Write out all the entries word for word, but skip any images.

(Stored records)
────────

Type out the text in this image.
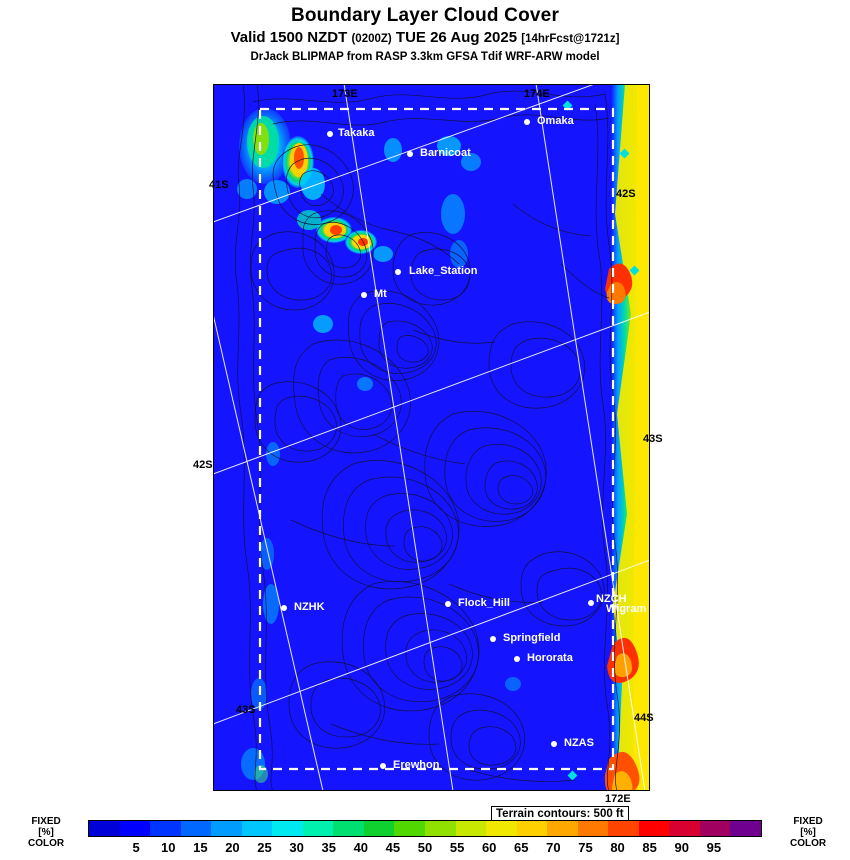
Boundary Layer Cloud Cover
Valid 1500 NZDT (0200Z) TUE 26 Aug 2025 [14hrFcst@1721z]
DrJack BLIPMAP from RASP 3.3km GFSA Tdif WRF-ARW model
41S
42S
43S
42S
43S
44S
173E	174E
172E
Takaka
Omaka
Barnicoat
Lake_Station
Mt
NZHK	Flock_Hill	NZCH
Wigram
Springfield
Hororata
NZAS
Erewhon
Terrain contours: 500 ft
FIXED
[%]
COLOR
FIXED
[%]
COLOR
5 10 15 20 25 30 35 40 45 50 55 60 65 70 75 80 85 90 95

────────

> _Written response_:
Type out the text in this image.
Boundary Layer Cloud Cover
Valid 1500 NZDT (0200Z) TUE 26 Aug 2025 [14hrFcst@1721z]
DrJack BLIPMAP from RASP 3.3km GFSA Tdif WRF-ARW model
41S
42S
43S
42S
43S
44S
173E	174E
172E
Takaka
Omaka
Barnicoat
Lake_Station
Mt
NZHK	Flock_Hill	NZCH
Wigram
Springfield
Hororata
NZAS
Erewhon
Terrain contours: 500 ft
FIXED
[%]
COLOR
FIXED
[%]
COLOR
5 10 15 20 25 30 35 40 45 50 55 60 65 70 75 80 85 90 95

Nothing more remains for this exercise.